## START MATERIAL SHOWN
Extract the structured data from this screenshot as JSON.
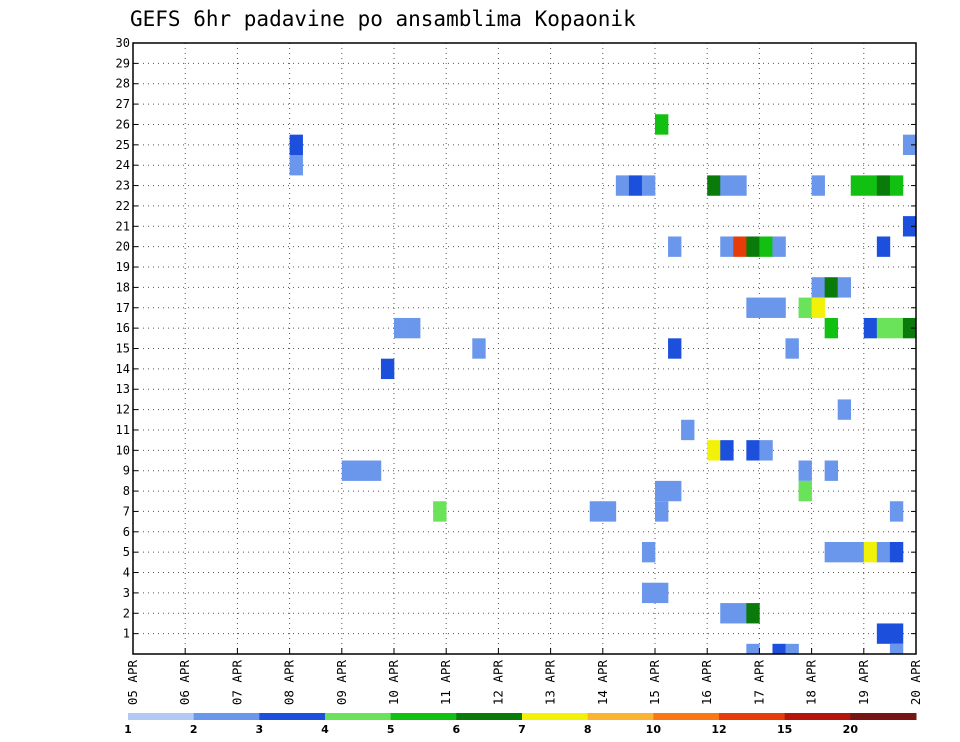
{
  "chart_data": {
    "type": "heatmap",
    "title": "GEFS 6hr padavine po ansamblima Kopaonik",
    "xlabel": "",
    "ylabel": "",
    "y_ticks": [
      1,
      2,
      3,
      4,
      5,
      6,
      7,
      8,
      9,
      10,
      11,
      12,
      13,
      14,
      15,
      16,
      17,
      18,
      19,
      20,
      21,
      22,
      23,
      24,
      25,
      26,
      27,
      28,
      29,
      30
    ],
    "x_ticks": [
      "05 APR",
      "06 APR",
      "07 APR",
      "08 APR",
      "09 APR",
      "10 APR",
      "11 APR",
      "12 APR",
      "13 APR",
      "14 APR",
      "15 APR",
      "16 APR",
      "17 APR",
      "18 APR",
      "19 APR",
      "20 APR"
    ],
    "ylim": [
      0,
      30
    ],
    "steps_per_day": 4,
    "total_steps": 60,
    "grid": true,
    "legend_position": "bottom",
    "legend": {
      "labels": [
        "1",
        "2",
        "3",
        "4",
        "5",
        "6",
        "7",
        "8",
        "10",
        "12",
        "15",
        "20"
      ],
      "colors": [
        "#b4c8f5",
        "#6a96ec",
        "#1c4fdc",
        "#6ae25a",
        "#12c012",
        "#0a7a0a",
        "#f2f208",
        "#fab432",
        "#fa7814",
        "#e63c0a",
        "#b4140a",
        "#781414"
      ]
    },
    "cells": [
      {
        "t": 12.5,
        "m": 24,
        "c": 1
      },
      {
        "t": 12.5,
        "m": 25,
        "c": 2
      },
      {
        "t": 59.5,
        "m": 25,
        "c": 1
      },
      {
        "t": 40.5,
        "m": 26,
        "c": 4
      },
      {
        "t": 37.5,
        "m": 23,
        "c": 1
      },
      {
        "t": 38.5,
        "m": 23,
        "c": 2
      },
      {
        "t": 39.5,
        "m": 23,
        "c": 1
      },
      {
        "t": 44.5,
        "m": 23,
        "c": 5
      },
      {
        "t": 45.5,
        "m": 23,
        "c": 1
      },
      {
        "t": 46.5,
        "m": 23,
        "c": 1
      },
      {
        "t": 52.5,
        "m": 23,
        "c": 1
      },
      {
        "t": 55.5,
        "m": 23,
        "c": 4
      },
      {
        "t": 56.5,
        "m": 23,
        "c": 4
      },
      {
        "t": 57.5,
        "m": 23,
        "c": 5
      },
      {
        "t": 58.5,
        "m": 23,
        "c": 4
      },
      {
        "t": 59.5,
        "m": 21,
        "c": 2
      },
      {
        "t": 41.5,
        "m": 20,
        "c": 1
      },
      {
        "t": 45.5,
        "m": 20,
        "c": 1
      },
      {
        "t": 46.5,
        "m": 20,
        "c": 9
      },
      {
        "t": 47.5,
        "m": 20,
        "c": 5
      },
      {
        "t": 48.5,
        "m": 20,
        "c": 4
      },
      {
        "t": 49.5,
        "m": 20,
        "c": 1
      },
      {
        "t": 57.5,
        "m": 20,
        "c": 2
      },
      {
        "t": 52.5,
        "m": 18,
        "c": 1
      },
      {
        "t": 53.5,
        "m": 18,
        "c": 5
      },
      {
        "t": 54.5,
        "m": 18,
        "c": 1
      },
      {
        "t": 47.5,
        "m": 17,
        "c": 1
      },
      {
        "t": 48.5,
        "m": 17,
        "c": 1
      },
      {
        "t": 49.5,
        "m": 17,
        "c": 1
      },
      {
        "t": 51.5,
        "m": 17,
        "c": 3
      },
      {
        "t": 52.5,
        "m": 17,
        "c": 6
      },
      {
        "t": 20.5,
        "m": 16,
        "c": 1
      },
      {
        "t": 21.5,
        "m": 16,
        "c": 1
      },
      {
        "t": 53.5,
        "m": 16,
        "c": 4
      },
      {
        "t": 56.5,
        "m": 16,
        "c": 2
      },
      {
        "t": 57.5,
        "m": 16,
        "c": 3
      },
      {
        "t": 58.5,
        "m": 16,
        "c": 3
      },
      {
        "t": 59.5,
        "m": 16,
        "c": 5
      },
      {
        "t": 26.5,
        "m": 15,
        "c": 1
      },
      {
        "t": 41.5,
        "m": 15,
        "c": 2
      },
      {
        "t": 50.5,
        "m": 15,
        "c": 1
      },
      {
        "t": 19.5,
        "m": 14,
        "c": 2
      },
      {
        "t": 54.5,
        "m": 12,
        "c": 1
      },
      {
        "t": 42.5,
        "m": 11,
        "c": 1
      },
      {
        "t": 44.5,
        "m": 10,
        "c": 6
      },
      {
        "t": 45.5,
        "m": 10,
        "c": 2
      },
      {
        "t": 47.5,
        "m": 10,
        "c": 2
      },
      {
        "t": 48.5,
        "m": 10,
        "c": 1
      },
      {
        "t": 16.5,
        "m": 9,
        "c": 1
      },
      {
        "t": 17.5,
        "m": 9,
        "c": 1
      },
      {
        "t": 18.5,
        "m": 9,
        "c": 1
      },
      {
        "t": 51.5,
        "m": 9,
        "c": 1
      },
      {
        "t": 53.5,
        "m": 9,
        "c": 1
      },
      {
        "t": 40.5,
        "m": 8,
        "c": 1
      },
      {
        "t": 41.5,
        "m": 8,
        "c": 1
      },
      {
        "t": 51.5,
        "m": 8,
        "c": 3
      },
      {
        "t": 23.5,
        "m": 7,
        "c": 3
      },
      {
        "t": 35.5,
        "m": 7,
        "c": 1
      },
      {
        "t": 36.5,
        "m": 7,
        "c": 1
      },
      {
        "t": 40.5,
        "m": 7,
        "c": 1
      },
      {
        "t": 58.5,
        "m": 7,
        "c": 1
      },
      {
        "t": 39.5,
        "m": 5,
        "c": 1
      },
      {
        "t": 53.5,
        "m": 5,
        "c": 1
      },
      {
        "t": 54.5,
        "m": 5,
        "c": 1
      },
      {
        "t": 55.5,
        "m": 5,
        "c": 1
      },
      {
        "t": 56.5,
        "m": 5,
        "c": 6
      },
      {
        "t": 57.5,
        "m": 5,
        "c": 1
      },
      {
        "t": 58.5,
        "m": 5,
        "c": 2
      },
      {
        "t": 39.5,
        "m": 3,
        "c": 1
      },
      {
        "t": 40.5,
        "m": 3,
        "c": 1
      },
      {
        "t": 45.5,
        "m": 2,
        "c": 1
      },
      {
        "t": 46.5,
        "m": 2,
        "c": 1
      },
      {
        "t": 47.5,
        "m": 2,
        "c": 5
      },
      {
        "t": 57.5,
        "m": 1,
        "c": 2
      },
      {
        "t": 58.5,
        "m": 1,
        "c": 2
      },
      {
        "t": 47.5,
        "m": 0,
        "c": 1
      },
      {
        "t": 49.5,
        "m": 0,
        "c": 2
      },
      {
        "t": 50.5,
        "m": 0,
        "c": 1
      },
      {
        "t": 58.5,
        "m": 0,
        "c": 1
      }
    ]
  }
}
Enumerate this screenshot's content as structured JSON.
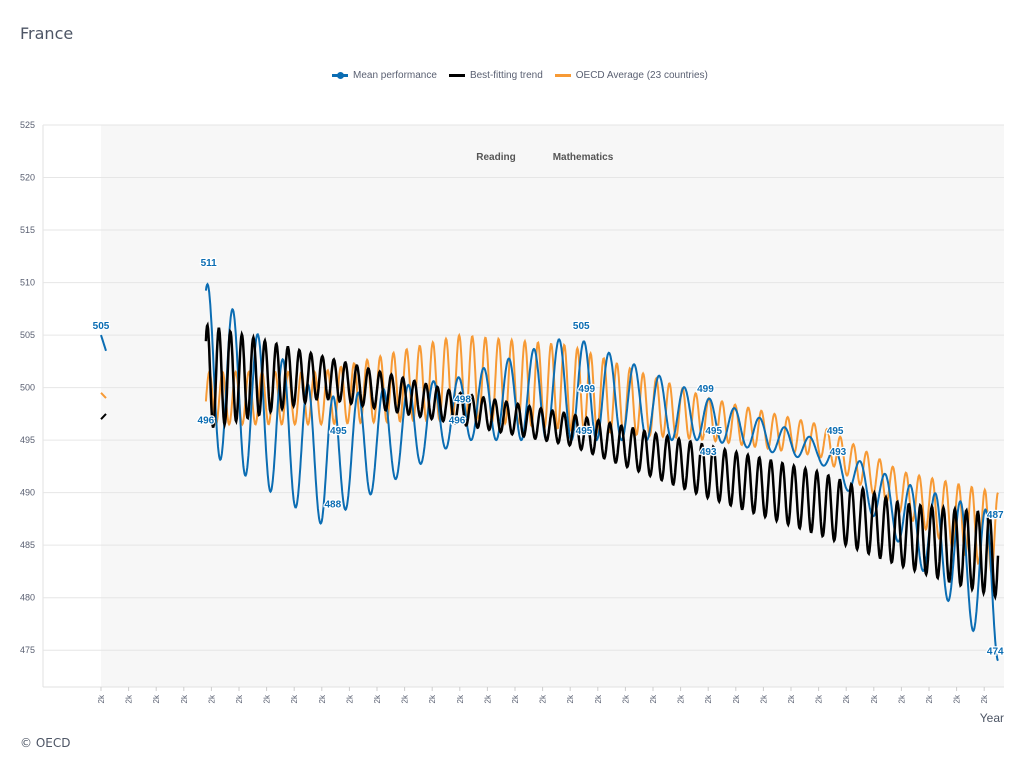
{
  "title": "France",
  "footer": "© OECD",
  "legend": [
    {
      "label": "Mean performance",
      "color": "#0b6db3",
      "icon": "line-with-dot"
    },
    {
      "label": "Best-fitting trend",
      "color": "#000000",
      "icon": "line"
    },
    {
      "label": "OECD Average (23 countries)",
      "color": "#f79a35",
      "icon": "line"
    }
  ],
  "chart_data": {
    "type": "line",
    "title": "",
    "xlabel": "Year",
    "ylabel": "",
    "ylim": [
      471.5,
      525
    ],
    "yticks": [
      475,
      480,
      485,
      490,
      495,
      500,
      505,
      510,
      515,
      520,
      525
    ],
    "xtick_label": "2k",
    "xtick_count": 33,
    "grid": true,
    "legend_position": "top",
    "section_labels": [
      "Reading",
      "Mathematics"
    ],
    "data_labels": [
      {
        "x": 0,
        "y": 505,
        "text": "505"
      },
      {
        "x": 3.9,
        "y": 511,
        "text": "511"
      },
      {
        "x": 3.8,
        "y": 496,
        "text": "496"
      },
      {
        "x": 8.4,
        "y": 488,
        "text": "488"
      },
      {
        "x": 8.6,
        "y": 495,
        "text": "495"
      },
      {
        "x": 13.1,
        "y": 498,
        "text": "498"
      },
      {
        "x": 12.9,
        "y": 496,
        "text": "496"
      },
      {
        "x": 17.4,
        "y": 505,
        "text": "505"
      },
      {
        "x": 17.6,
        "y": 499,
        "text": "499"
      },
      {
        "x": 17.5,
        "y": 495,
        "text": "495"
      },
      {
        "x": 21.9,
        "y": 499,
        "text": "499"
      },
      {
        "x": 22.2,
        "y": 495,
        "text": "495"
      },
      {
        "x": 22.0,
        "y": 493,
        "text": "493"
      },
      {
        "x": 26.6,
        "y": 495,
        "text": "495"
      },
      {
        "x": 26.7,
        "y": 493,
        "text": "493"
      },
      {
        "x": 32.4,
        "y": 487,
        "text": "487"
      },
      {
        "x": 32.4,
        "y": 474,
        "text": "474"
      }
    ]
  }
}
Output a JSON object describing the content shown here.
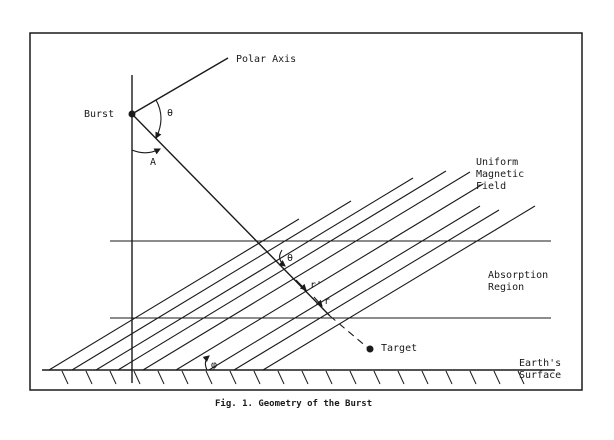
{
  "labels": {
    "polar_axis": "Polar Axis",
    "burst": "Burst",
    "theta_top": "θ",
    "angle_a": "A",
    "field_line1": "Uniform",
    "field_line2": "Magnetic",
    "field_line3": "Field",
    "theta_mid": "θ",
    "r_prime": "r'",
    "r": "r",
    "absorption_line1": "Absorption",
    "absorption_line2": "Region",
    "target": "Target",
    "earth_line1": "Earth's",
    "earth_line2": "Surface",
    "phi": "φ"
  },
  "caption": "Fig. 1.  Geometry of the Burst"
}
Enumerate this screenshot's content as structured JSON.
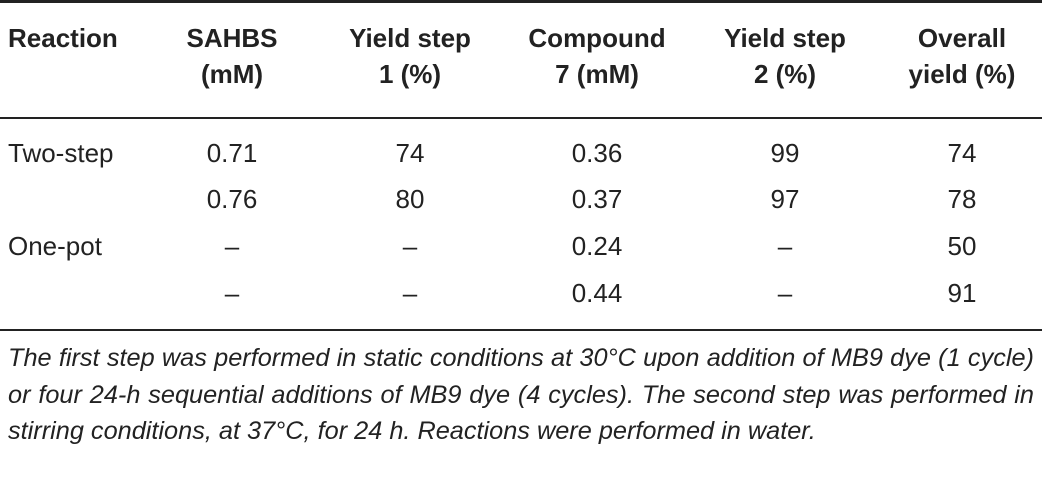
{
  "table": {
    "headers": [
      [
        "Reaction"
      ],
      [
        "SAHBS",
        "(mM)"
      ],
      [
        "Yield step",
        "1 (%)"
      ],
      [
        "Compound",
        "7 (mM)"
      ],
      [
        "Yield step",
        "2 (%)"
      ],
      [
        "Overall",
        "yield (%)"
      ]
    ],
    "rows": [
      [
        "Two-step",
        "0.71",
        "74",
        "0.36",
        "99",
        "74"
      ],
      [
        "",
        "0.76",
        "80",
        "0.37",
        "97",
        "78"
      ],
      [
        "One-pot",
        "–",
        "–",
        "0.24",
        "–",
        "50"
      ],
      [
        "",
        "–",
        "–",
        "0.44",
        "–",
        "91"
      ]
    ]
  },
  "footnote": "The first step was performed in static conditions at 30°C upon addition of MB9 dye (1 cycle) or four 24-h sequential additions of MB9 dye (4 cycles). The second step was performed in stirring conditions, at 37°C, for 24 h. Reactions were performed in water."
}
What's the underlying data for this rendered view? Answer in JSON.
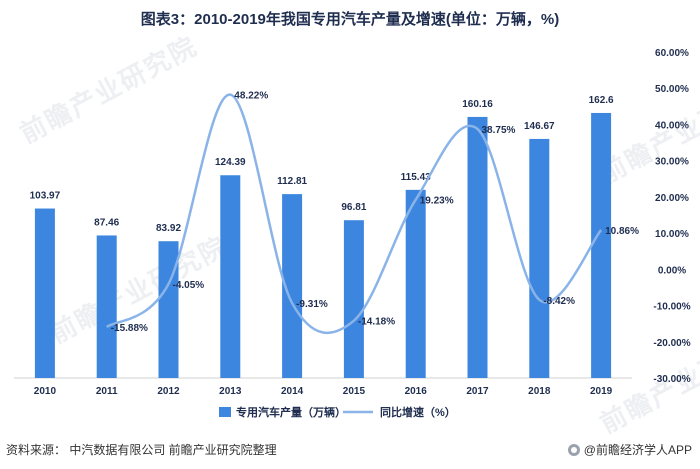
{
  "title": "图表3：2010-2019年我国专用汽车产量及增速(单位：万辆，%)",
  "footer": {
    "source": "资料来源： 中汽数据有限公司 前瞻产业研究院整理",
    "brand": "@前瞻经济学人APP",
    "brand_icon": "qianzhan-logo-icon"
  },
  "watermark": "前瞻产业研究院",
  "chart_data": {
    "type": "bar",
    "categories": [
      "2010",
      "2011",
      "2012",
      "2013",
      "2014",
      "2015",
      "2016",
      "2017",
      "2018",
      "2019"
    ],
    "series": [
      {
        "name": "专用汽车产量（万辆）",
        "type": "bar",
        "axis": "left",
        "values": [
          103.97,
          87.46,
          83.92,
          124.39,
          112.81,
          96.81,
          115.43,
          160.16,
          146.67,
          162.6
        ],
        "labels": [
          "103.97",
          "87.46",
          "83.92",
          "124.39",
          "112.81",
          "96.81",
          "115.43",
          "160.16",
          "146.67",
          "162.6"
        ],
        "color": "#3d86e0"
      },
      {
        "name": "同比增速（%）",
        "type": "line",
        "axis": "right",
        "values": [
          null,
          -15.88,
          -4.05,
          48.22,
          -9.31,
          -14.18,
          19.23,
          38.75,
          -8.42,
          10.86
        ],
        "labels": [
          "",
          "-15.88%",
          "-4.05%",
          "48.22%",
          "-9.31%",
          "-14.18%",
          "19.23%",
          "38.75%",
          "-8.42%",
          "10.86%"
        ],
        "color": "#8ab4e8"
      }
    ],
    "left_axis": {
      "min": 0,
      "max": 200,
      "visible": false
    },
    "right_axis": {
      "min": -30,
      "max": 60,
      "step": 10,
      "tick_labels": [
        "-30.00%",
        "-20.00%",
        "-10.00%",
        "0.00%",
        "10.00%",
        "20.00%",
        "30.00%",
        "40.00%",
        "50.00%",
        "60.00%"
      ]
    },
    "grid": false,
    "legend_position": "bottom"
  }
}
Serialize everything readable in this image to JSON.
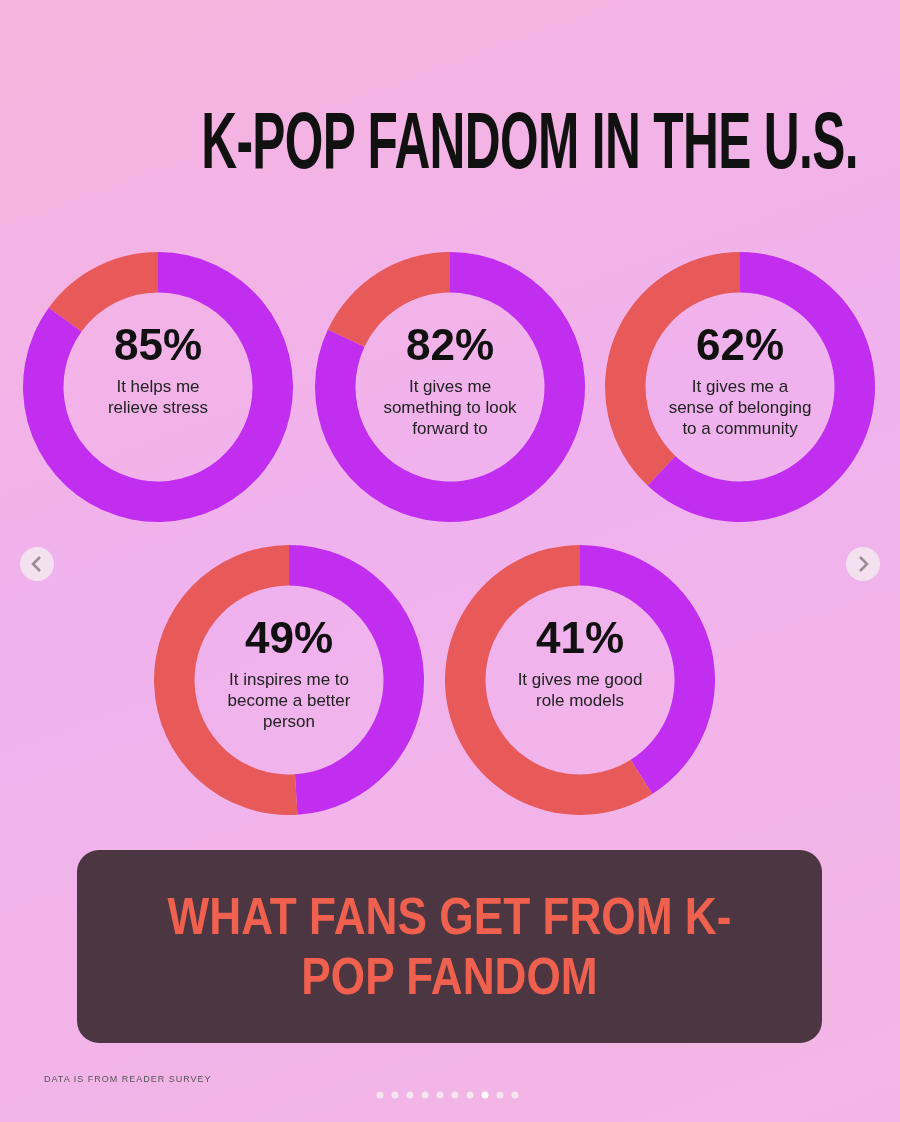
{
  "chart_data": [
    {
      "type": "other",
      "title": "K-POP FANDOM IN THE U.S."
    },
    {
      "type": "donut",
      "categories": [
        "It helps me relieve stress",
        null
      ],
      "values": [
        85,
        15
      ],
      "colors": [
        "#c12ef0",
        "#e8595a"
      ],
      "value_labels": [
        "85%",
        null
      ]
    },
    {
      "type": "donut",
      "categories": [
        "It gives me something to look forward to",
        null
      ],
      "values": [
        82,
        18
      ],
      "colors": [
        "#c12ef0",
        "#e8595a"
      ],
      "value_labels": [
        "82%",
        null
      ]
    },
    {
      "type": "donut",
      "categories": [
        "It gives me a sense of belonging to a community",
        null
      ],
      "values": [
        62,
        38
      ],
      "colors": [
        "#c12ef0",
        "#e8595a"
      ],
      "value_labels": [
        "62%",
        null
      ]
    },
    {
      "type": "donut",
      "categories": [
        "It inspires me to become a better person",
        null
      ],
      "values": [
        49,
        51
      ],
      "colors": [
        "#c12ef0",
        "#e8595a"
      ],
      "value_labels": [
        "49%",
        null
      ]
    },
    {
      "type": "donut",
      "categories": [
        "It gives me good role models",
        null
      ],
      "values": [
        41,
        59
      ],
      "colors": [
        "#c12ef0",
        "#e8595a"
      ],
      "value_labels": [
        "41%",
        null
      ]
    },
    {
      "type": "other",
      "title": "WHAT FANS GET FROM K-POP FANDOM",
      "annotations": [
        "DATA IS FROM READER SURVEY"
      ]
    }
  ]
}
## END MATERIAL SHOWN
(WHAT YOU NEED TO DO):
Return only the number of lines in the entries that contain the string "title".

(IN RESPONSE):
6